Start of Data records
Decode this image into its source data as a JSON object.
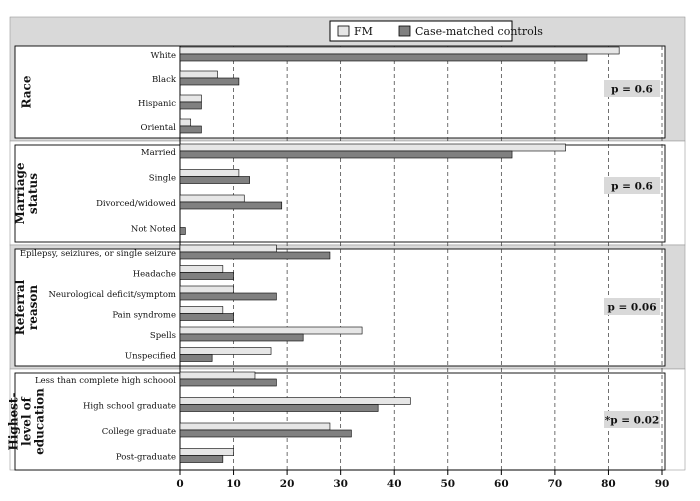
{
  "chart_data": {
    "type": "bar",
    "orientation": "horizontal",
    "xlim": [
      0,
      90
    ],
    "xticks": [
      0,
      10,
      20,
      30,
      40,
      50,
      60,
      70,
      80,
      90
    ],
    "grid": "vertical dashed",
    "legend_placement": "top",
    "series": [
      {
        "name": "FM",
        "color": "#e6e6e6"
      },
      {
        "name": "Case-matched controls",
        "color": "#808080"
      }
    ],
    "groups": [
      {
        "title": "Race",
        "p_value": "p = 0.6",
        "categories": [
          "White",
          "Black",
          "Hispanic",
          "Oriental"
        ],
        "fm": [
          82,
          7,
          4,
          2
        ],
        "controls": [
          76,
          11,
          4,
          4
        ]
      },
      {
        "title": "Marriage status",
        "title_lines": [
          "Marriage",
          "status"
        ],
        "p_value": "p = 0.6",
        "categories": [
          "Married",
          "Single",
          "Divorced/widowed",
          "Not Noted"
        ],
        "fm": [
          72,
          11,
          12,
          0
        ],
        "controls": [
          62,
          13,
          19,
          1
        ]
      },
      {
        "title": "Referral reason",
        "title_lines": [
          "Referral",
          "reason"
        ],
        "p_value": "p = 0.06",
        "categories": [
          "Epilepsy, seiziures, or single seizure",
          "Headache",
          "Neurological deficit/symptom",
          "Pain syndrome",
          "Spells",
          "Unspecified"
        ],
        "fm": [
          18,
          8,
          10,
          8,
          34,
          17
        ],
        "controls": [
          28,
          10,
          18,
          10,
          23,
          6
        ]
      },
      {
        "title": "Highest-level of education",
        "title_lines": [
          "Highest-",
          "level of",
          "education"
        ],
        "p_value": "*p = 0.02",
        "categories": [
          "Less than complete high schoool",
          "High school graduate",
          "College graduate",
          "Post-graduate"
        ],
        "fm": [
          14,
          43,
          28,
          10
        ],
        "controls": [
          18,
          37,
          32,
          8
        ]
      }
    ]
  },
  "colors": {
    "band_dark": "#d9d9d9",
    "band_light": "#ffffff",
    "fm_fill": "#e6e6e6",
    "controls_fill": "#808080",
    "pbox_fill": "#d9d9d9"
  }
}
End of Data records
Task to carry out → Print all of the entries word for word. Skip any images they contain.

Exercise response →
Decode this image into its source data as a JSON object.
{
  "chart_data": {
    "type": "bar",
    "orientation": "horizontal",
    "xlim": [
      0,
      90
    ],
    "xticks": [
      0,
      10,
      20,
      30,
      40,
      50,
      60,
      70,
      80,
      90
    ],
    "grid": "vertical dashed",
    "legend_placement": "top",
    "series": [
      {
        "name": "FM",
        "color": "#e6e6e6"
      },
      {
        "name": "Case-matched controls",
        "color": "#808080"
      }
    ],
    "groups": [
      {
        "title": "Race",
        "p_value": "p = 0.6",
        "categories": [
          "White",
          "Black",
          "Hispanic",
          "Oriental"
        ],
        "fm": [
          82,
          7,
          4,
          2
        ],
        "controls": [
          76,
          11,
          4,
          4
        ]
      },
      {
        "title": "Marriage status",
        "title_lines": [
          "Marriage",
          "status"
        ],
        "p_value": "p = 0.6",
        "categories": [
          "Married",
          "Single",
          "Divorced/widowed",
          "Not Noted"
        ],
        "fm": [
          72,
          11,
          12,
          0
        ],
        "controls": [
          62,
          13,
          19,
          1
        ]
      },
      {
        "title": "Referral reason",
        "title_lines": [
          "Referral",
          "reason"
        ],
        "p_value": "p = 0.06",
        "categories": [
          "Epilepsy, seiziures, or single seizure",
          "Headache",
          "Neurological deficit/symptom",
          "Pain syndrome",
          "Spells",
          "Unspecified"
        ],
        "fm": [
          18,
          8,
          10,
          8,
          34,
          17
        ],
        "controls": [
          28,
          10,
          18,
          10,
          23,
          6
        ]
      },
      {
        "title": "Highest-level of education",
        "title_lines": [
          "Highest-",
          "level of",
          "education"
        ],
        "p_value": "*p = 0.02",
        "categories": [
          "Less than complete high schoool",
          "High school graduate",
          "College graduate",
          "Post-graduate"
        ],
        "fm": [
          14,
          43,
          28,
          10
        ],
        "controls": [
          18,
          37,
          32,
          8
        ]
      }
    ]
  },
  "colors": {
    "band_dark": "#d9d9d9",
    "band_light": "#ffffff",
    "fm_fill": "#e6e6e6",
    "controls_fill": "#808080",
    "pbox_fill": "#d9d9d9"
  }
}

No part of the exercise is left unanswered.